## Task description:
Present the data once more in exactly its original form.
[Begin Data supplied]
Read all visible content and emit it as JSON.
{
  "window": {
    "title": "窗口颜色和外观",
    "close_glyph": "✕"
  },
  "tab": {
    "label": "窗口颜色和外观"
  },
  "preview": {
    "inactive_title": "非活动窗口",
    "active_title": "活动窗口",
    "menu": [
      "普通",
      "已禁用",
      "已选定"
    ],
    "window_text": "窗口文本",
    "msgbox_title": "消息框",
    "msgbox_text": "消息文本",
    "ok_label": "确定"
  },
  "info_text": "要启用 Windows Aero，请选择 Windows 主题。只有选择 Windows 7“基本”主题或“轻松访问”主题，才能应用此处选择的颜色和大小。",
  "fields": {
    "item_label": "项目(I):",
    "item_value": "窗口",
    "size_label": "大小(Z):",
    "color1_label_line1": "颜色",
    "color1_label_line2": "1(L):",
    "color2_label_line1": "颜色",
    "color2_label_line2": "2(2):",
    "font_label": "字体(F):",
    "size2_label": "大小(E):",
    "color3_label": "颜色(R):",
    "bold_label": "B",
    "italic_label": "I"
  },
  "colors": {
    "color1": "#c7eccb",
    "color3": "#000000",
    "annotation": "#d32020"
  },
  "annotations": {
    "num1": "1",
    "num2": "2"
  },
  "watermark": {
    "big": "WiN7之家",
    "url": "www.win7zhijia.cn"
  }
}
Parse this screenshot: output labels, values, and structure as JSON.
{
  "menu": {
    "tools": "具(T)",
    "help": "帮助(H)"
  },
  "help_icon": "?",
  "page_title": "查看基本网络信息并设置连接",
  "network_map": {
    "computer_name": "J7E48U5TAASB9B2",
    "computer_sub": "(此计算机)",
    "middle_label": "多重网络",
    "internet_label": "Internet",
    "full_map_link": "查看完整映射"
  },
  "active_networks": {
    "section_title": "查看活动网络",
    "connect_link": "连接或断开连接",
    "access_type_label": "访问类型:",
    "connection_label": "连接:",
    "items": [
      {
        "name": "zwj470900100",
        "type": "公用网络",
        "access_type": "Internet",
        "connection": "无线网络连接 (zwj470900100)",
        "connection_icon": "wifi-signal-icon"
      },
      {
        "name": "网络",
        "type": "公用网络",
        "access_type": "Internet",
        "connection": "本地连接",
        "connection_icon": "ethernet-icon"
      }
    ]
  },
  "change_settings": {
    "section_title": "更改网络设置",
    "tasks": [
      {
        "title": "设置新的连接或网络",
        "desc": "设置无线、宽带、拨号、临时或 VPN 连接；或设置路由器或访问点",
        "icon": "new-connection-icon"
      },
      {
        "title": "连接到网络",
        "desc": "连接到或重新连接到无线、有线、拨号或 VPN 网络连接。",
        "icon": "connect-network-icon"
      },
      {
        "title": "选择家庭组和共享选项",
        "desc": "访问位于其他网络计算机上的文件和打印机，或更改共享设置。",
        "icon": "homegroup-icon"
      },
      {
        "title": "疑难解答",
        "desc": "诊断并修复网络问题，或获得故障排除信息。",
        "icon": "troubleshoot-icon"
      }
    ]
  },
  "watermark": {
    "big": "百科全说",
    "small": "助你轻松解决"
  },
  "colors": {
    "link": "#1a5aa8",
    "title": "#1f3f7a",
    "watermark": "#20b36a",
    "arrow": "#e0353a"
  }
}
[End Data supplied]
## Worked solution:
Read all visible content and emit it as JSON.
{
  "window": {
    "title": "窗口颜色和外观",
    "close_glyph": "✕"
  },
  "tab": {
    "label": "窗口颜色和外观"
  },
  "preview": {
    "inactive_title": "非活动窗口",
    "active_title": "活动窗口",
    "menu": [
      "普通",
      "已禁用",
      "已选定"
    ],
    "window_text": "窗口文本",
    "msgbox_title": "消息框",
    "msgbox_text": "消息文本",
    "ok_label": "确定"
  },
  "info_text": "要启用 Windows Aero，请选择 Windows 主题。只有选择 Windows 7“基本”主题或“轻松访问”主题，才能应用此处选择的颜色和大小。",
  "fields": {
    "item_label": "项目(I):",
    "item_value": "窗口",
    "size_label": "大小(Z):",
    "color1_label_line1": "颜色",
    "color1_label_line2": "1(L):",
    "color2_label_line1": "颜色",
    "color2_label_line2": "2(2):",
    "font_label": "字体(F):",
    "size2_label": "大小(E):",
    "color3_label": "颜色(R):",
    "bold_label": "B",
    "italic_label": "I"
  },
  "colors": {
    "color1": "#c7eccb",
    "color3": "#000000",
    "annotation": "#d32020"
  },
  "annotations": {
    "num1": "1",
    "num2": "2"
  },
  "watermark": {
    "big": "WiN7之家",
    "url": "www.win7zhijia.cn"
  }
}
Parse this screenshot: output labels, values, and structure as JSON.
{
  "menu": {
    "tools": "具(T)",
    "help": "帮助(H)"
  },
  "help_icon": "?",
  "page_title": "查看基本网络信息并设置连接",
  "network_map": {
    "computer_name": "J7E48U5TAASB9B2",
    "computer_sub": "(此计算机)",
    "middle_label": "多重网络",
    "internet_label": "Internet",
    "full_map_link": "查看完整映射"
  },
  "active_networks": {
    "section_title": "查看活动网络",
    "connect_link": "连接或断开连接",
    "access_type_label": "访问类型:",
    "connection_label": "连接:",
    "items": [
      {
        "name": "zwj470900100",
        "type": "公用网络",
        "access_type": "Internet",
        "connection": "无线网络连接 (zwj470900100)",
        "connection_icon": "wifi-signal-icon"
      },
      {
        "name": "网络",
        "type": "公用网络",
        "access_type": "Internet",
        "connection": "本地连接",
        "connection_icon": "ethernet-icon"
      }
    ]
  },
  "change_settings": {
    "section_title": "更改网络设置",
    "tasks": [
      {
        "title": "设置新的连接或网络",
        "desc": "设置无线、宽带、拨号、临时或 VPN 连接；或设置路由器或访问点",
        "icon": "new-connection-icon"
      },
      {
        "title": "连接到网络",
        "desc": "连接到或重新连接到无线、有线、拨号或 VPN 网络连接。",
        "icon": "connect-network-icon"
      },
      {
        "title": "选择家庭组和共享选项",
        "desc": "访问位于其他网络计算机上的文件和打印机，或更改共享设置。",
        "icon": "homegroup-icon"
      },
      {
        "title": "疑难解答",
        "desc": "诊断并修复网络问题，或获得故障排除信息。",
        "icon": "troubleshoot-icon"
      }
    ]
  },
  "watermark": {
    "big": "百科全说",
    "small": "助你轻松解决"
  },
  "colors": {
    "link": "#1a5aa8",
    "title": "#1f3f7a",
    "watermark": "#20b36a",
    "arrow": "#e0353a"
  }
}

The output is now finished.